OBJECTIVE: From the listing below, pull out every line where the string "sulforaphane" appears.

Records about charts and figures
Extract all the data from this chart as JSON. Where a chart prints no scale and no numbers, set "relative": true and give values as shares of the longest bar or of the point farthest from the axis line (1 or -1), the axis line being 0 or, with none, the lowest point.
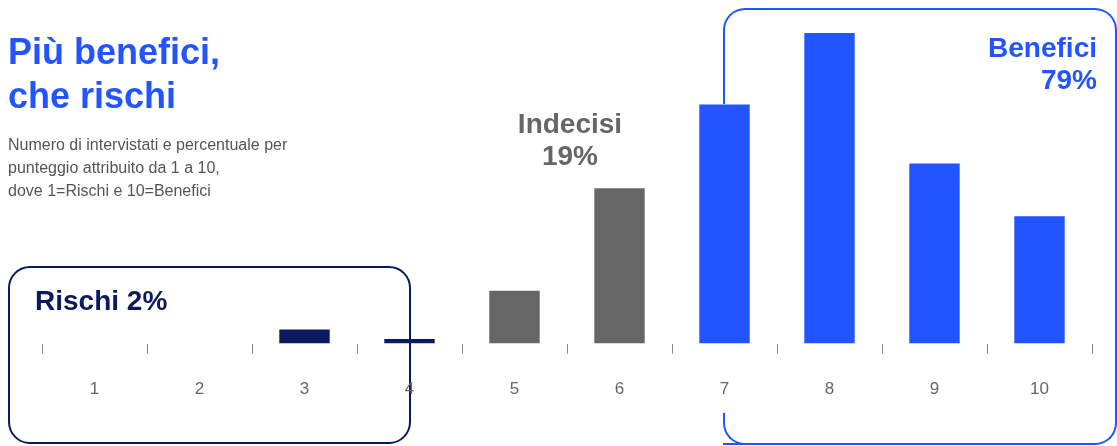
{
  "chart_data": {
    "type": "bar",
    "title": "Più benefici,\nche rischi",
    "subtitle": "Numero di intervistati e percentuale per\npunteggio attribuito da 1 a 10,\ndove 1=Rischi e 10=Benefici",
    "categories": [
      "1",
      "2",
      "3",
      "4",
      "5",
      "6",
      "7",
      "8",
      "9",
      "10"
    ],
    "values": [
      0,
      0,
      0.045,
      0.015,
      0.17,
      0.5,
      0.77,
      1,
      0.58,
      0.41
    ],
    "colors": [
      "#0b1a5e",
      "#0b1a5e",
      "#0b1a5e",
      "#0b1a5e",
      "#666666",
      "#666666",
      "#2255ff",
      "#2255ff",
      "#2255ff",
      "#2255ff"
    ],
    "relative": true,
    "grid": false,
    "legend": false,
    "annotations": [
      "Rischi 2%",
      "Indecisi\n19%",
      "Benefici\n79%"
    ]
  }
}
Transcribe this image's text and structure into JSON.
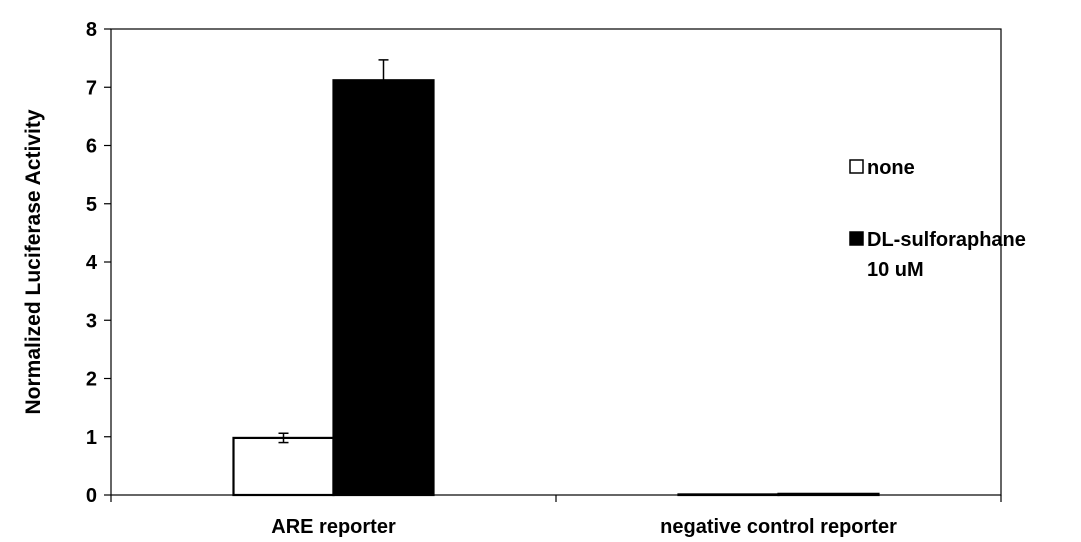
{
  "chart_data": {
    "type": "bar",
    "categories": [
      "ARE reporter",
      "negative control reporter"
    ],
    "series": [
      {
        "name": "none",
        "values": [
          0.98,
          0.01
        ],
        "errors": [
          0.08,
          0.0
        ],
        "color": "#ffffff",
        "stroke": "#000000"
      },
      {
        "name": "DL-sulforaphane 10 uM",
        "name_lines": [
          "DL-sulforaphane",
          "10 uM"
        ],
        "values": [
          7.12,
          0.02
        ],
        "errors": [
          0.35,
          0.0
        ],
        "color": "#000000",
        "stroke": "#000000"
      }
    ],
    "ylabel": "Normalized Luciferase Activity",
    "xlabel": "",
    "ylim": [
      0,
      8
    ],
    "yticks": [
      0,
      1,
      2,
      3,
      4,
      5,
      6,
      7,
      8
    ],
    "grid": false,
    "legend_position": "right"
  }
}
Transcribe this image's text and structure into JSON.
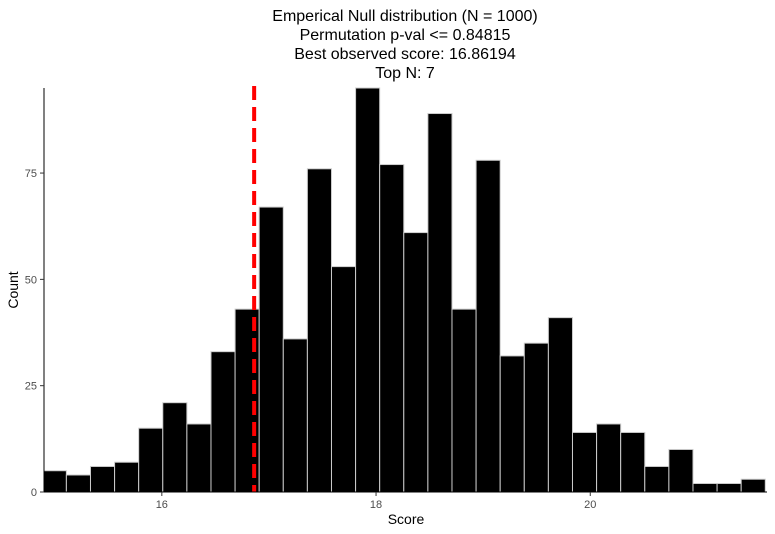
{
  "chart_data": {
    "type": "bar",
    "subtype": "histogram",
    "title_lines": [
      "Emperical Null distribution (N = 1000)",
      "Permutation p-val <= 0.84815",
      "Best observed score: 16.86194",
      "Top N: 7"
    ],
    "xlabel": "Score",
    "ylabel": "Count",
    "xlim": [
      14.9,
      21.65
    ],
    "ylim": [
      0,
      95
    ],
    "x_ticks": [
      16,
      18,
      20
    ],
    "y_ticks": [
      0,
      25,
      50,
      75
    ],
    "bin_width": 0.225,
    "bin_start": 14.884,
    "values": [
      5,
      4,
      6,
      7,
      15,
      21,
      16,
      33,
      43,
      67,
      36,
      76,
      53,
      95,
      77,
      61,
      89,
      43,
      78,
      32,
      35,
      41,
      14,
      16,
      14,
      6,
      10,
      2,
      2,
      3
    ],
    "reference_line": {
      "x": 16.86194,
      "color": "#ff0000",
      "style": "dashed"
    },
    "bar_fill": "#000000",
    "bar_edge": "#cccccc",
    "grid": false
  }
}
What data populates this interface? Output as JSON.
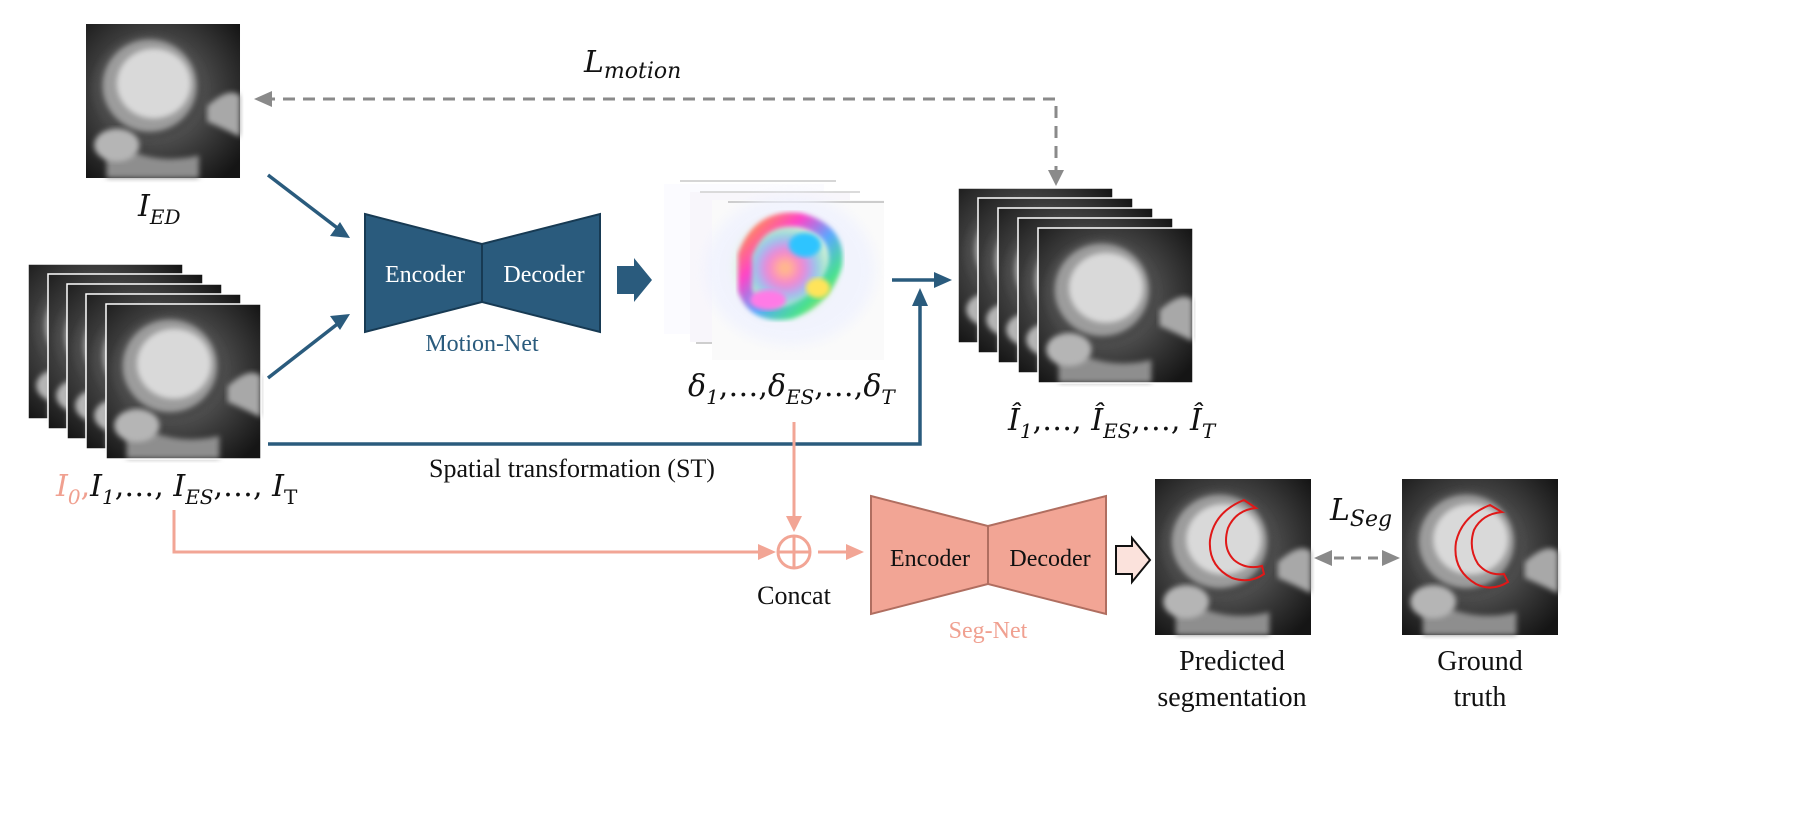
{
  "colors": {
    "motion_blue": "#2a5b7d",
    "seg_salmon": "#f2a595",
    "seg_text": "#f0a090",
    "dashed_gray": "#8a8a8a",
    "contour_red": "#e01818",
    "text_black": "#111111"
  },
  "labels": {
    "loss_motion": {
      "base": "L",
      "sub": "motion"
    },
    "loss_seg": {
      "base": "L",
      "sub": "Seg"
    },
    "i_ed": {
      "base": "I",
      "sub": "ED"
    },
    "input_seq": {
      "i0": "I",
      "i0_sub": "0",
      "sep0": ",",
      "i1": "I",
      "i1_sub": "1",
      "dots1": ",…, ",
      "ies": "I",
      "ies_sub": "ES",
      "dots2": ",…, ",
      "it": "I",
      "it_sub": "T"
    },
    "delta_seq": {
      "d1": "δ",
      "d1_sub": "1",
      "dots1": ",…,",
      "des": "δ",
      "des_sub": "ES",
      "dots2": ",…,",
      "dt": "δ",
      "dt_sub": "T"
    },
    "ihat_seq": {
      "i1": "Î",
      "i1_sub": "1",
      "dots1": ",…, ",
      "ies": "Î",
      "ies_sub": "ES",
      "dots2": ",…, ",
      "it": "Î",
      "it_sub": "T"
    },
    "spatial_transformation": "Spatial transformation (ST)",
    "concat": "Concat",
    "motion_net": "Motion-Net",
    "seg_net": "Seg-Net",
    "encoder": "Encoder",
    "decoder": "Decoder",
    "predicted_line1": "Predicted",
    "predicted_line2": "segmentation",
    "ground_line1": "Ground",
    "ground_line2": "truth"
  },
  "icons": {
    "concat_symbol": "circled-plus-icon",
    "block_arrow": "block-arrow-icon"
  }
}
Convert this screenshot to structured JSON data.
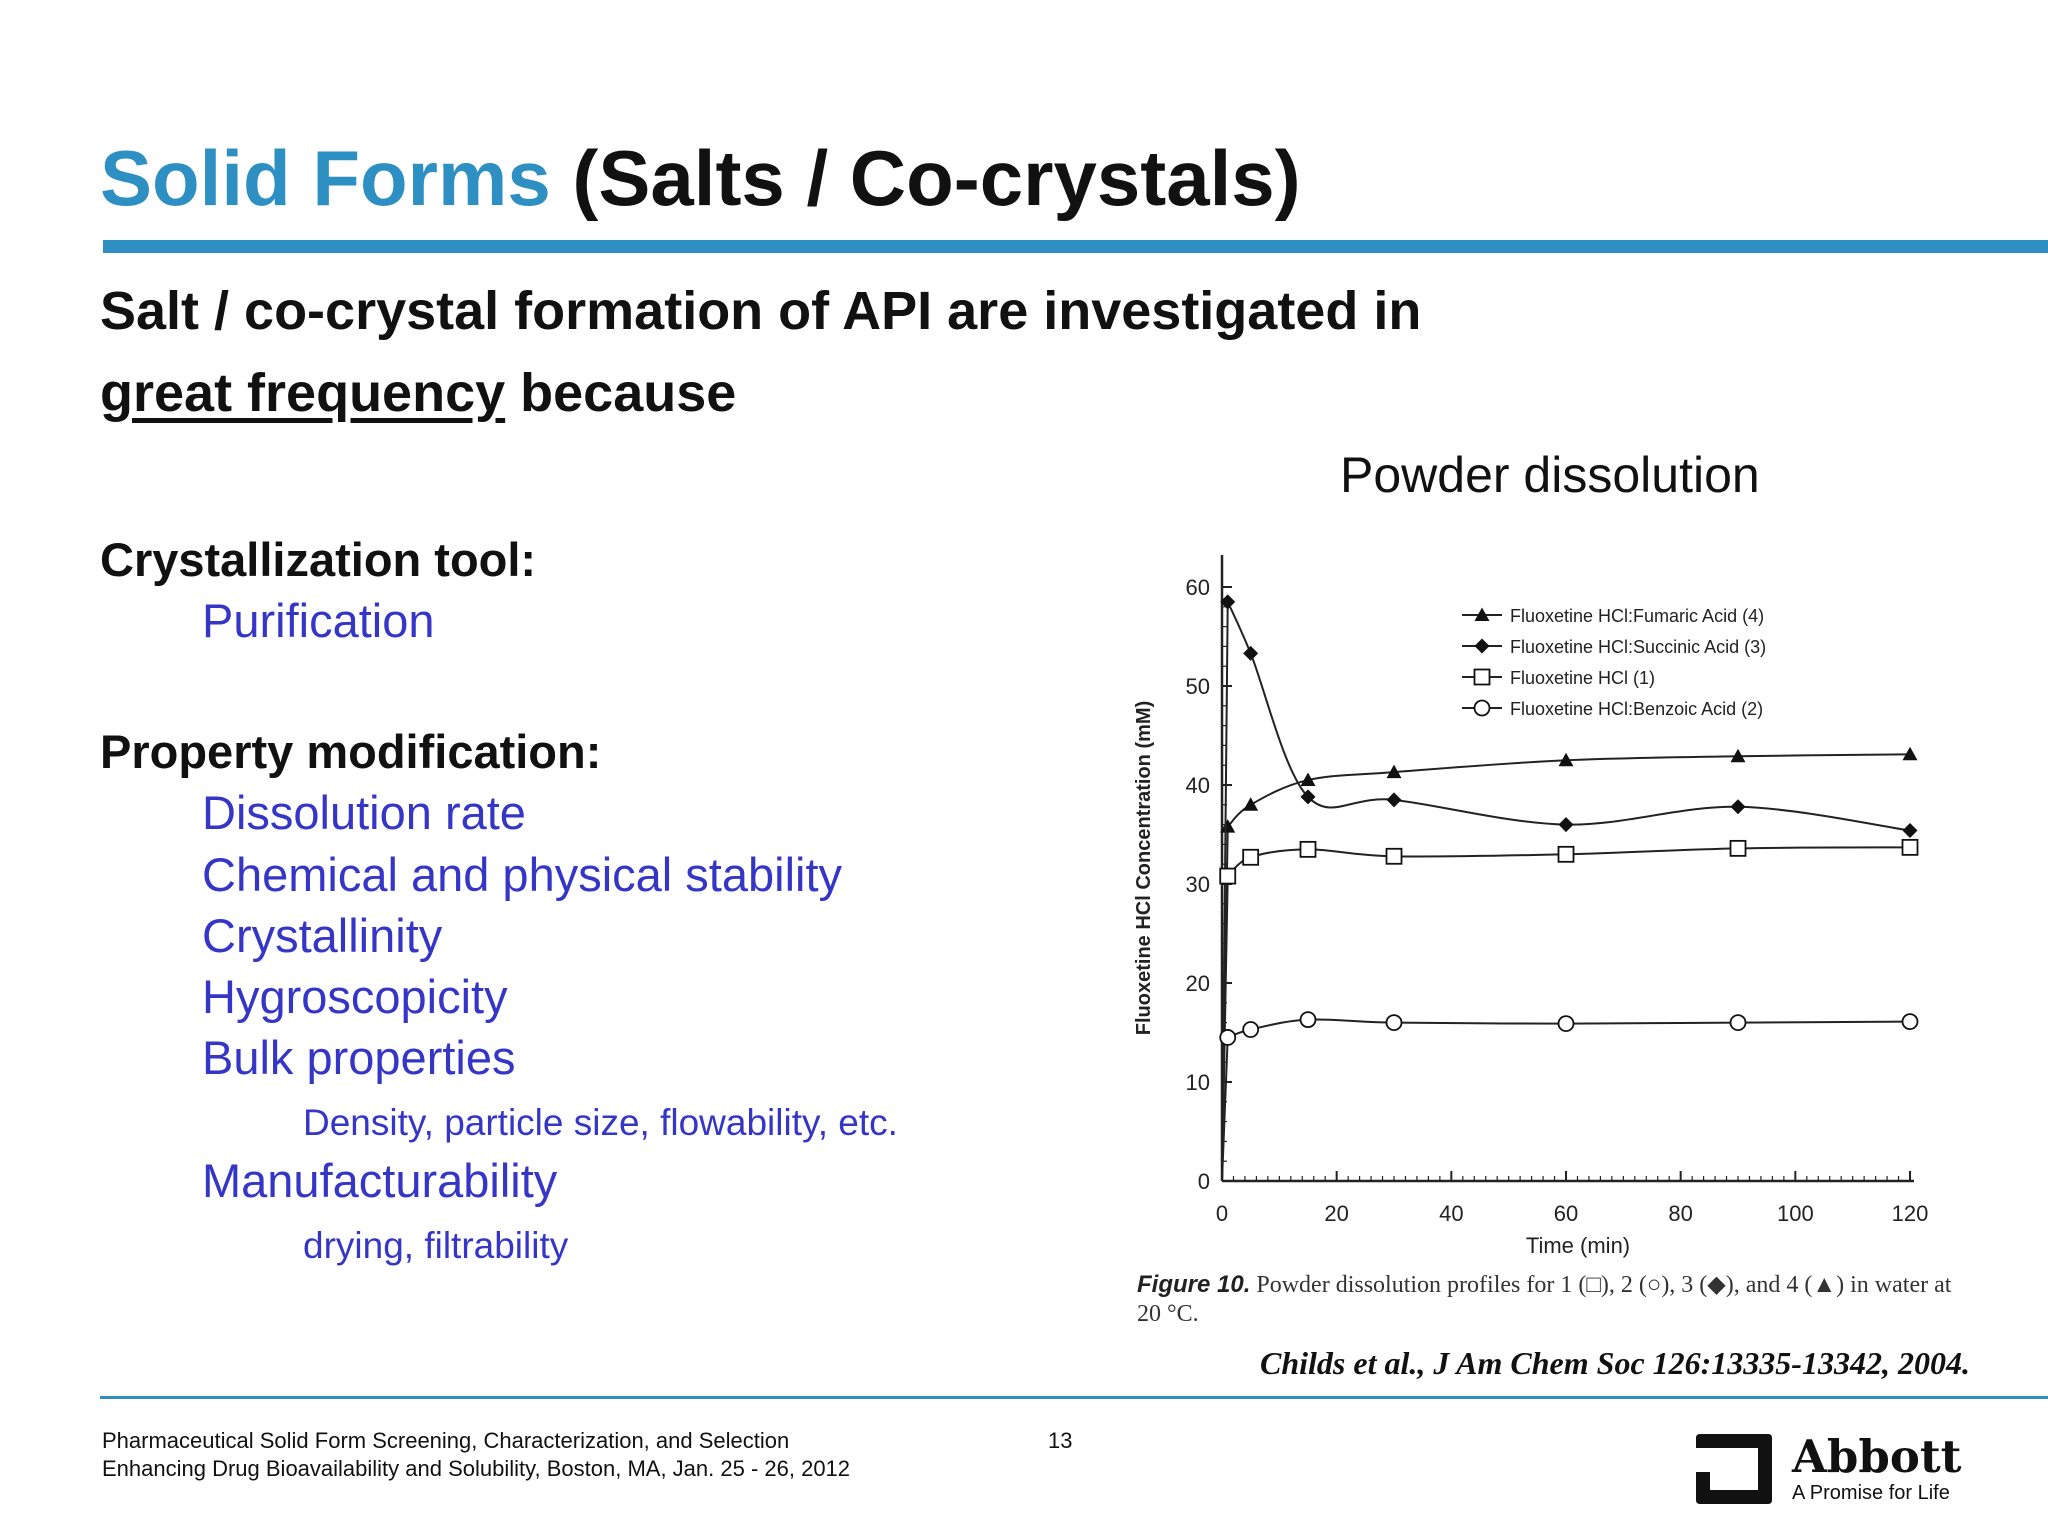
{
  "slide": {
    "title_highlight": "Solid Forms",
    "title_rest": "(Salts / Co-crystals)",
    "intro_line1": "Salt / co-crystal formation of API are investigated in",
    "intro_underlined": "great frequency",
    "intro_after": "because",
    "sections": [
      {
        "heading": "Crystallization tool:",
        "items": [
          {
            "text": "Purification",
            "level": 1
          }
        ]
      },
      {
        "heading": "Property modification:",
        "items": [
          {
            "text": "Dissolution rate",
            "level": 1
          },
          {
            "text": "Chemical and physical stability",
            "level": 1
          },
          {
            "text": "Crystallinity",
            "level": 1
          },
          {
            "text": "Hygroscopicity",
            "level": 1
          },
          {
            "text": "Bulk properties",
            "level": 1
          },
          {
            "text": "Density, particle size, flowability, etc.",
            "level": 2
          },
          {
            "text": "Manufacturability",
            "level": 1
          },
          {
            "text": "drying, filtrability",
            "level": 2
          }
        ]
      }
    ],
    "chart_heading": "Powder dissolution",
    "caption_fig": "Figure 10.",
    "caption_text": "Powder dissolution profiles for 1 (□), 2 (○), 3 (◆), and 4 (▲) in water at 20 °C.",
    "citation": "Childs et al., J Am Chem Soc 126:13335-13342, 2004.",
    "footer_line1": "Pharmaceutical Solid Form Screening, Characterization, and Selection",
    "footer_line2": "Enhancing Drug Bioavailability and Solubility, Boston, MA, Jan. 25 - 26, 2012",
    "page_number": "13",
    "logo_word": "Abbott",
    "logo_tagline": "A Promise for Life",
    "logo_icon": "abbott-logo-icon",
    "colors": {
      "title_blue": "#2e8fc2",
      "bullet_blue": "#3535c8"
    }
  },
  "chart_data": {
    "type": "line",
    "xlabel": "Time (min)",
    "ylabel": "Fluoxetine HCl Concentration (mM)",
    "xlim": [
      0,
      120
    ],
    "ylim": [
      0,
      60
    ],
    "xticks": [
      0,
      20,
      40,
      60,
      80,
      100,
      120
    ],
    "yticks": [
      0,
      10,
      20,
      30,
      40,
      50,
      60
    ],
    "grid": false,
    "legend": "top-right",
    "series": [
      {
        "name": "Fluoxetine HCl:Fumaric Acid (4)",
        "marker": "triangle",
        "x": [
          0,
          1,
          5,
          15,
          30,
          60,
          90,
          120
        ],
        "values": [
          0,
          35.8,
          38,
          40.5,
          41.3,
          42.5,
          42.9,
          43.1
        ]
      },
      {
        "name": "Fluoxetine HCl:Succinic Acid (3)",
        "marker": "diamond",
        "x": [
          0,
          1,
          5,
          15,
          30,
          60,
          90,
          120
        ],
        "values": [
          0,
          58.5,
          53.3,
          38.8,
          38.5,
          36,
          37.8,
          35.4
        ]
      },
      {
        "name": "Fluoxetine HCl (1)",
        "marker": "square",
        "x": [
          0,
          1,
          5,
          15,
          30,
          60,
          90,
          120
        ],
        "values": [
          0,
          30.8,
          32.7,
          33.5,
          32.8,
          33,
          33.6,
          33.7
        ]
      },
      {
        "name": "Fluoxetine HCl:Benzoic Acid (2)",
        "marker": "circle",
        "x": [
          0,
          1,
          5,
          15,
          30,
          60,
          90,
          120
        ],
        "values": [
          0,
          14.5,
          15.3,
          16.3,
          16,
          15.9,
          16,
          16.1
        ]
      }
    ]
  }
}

OUTPUT OF THE EXERCISE:
        "name": "DL-sulforaphane 10 uM",
          "DL-sulforaphane",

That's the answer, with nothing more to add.